### TASK TO COMPLETE
Every line holding the string "this" should be gathered.

### DATA LISTING
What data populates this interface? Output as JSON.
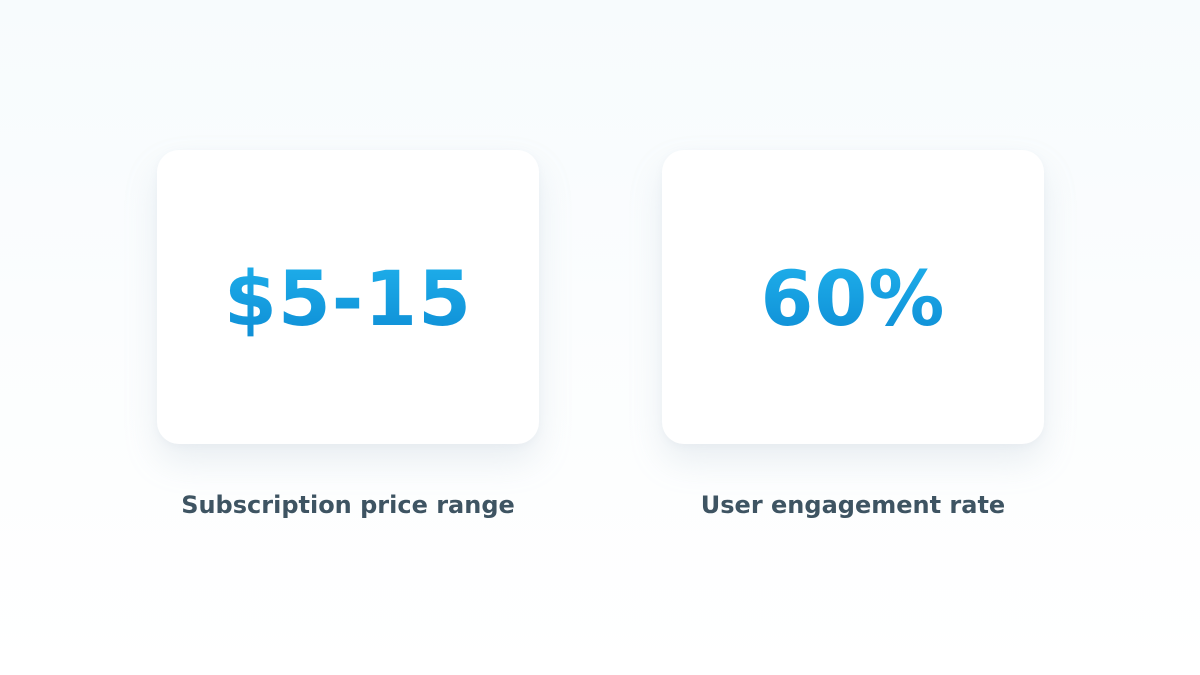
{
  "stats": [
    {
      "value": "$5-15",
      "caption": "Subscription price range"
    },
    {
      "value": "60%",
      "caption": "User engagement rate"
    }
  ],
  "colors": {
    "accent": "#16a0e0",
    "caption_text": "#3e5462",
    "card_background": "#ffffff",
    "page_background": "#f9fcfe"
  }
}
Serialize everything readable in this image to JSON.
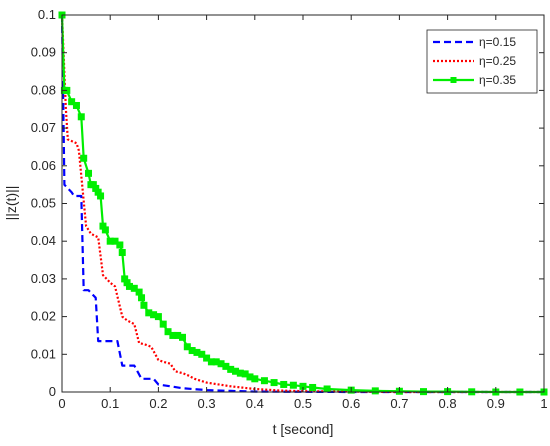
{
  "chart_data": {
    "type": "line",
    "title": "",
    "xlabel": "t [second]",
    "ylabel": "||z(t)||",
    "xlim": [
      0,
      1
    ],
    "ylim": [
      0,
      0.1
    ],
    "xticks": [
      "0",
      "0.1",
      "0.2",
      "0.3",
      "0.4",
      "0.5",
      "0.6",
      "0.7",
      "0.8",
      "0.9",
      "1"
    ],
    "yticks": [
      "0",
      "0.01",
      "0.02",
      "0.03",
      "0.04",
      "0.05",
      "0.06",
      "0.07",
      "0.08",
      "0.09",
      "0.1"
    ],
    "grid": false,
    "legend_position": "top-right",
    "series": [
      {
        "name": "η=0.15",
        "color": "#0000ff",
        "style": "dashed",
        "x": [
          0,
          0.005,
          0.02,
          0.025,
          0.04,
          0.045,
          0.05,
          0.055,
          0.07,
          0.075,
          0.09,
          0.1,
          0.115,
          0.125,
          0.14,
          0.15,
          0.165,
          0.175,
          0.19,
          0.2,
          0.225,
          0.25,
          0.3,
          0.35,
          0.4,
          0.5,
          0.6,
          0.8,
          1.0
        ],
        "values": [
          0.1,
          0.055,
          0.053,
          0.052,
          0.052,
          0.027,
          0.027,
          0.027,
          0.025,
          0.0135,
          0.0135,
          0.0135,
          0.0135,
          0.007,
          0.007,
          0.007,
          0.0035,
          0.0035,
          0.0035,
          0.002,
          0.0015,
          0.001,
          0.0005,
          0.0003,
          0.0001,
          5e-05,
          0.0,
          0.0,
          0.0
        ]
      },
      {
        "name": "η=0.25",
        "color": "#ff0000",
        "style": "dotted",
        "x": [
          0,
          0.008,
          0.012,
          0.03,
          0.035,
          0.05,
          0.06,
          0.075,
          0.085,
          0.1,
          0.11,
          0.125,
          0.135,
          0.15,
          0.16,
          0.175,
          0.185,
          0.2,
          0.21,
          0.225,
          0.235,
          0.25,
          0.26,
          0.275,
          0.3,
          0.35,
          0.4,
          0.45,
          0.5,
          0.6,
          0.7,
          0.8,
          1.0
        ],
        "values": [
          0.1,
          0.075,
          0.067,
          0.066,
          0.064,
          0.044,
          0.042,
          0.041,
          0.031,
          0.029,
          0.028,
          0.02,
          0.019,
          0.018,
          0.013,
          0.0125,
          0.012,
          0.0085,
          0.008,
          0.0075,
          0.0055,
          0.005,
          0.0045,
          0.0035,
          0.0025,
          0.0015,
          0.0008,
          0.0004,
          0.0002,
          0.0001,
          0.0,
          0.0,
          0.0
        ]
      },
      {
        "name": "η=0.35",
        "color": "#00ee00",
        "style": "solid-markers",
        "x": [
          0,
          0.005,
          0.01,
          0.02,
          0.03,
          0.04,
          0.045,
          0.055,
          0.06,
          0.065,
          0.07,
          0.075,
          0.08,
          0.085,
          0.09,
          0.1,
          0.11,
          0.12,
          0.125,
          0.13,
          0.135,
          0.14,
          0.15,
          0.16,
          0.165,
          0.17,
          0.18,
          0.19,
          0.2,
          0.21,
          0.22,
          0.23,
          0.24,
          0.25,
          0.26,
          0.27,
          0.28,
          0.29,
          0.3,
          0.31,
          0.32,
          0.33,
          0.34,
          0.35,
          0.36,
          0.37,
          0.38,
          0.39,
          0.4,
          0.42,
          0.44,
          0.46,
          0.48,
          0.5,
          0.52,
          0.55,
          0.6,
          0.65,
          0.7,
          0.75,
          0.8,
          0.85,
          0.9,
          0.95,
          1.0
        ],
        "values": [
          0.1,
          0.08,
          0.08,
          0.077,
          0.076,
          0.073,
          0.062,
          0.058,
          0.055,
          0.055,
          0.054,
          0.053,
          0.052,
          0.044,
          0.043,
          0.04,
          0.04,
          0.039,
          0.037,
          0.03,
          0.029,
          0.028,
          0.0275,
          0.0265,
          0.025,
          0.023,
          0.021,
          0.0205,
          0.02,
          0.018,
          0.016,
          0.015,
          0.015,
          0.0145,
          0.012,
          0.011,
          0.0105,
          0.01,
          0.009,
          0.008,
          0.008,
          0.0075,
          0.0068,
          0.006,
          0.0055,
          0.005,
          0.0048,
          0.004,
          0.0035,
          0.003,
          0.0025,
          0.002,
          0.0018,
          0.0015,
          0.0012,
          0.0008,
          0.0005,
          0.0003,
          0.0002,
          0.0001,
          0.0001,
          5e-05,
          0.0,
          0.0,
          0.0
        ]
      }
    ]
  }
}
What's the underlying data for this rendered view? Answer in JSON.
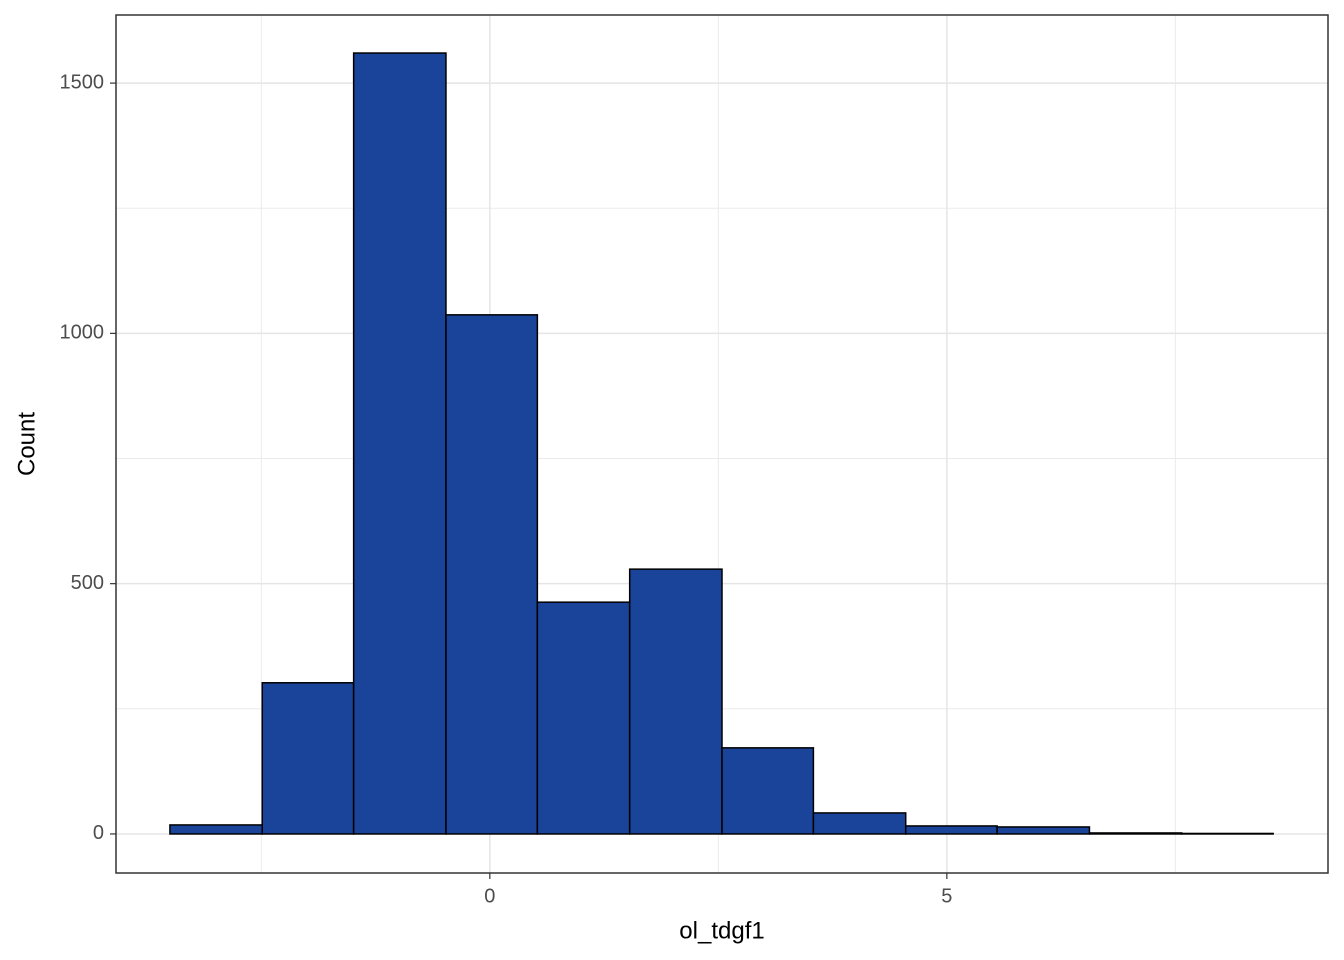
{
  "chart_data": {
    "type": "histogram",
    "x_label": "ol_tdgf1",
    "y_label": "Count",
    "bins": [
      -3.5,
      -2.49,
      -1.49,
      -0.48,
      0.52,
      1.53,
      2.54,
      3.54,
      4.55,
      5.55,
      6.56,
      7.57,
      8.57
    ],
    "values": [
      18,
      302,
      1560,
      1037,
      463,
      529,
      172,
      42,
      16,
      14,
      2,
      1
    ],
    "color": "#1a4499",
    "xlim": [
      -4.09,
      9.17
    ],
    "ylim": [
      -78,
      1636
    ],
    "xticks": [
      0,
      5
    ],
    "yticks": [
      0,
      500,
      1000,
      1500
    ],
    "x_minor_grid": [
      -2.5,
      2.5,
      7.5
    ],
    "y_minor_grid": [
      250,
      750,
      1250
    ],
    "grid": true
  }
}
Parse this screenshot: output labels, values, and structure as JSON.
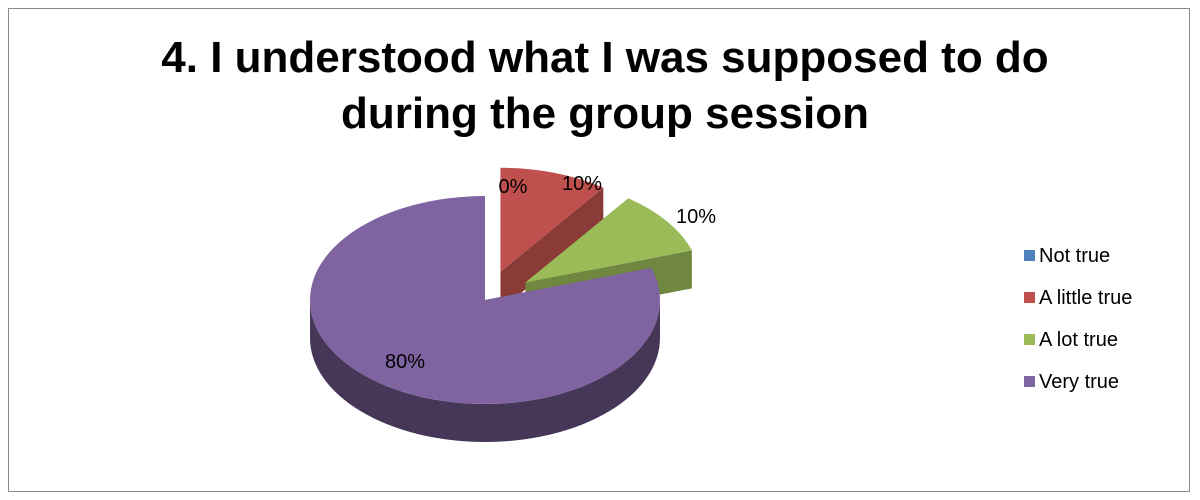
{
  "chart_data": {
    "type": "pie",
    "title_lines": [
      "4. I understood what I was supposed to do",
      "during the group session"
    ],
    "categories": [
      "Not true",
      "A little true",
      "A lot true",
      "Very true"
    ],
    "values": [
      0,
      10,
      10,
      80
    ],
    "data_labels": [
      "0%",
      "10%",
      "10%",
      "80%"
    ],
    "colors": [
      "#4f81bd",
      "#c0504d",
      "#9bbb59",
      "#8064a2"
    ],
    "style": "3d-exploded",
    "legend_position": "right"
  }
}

### EXERCISE RESPONSE
What data populates this interface? Output as JSON.
Serialize everything readable in this image to JSON.
What's the underlying data for this rendered view? Answer in JSON.
Parse this screenshot: output labels, values, and structure as JSON.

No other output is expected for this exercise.